Provided records:
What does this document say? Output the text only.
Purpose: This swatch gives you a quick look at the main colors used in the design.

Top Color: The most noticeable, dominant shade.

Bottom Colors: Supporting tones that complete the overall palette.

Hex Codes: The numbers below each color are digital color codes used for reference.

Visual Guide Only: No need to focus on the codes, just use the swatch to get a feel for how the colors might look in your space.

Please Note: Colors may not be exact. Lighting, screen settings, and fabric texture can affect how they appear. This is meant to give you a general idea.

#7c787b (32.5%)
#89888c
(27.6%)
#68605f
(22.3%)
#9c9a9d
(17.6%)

Set exercise: Please output the entire listing exactly as it stands.

Reply:
What does this document say? Output the text only.
Purpose: This swatch gives you a quick look at the main colors used in the design.

Top Color: The most noticeable, dominant shade.

Bottom Colors: Supporting tones that complete the overall palette.

Hex Codes: The numbers below each color are digital color codes used for reference.

Visual Guide Only: No need to focus on the codes, just use the swatch to get a feel for how the colors might look in your space.

Please Note: Colors may not be exact. Lighting, screen settings, and fabric texture can affect how they appear. This is meant to give you a general idea.

#7c787b (32.5%)
#89888c
(27.6%)
#68605f
(22.3%)
#9c9a9d
(17.6%)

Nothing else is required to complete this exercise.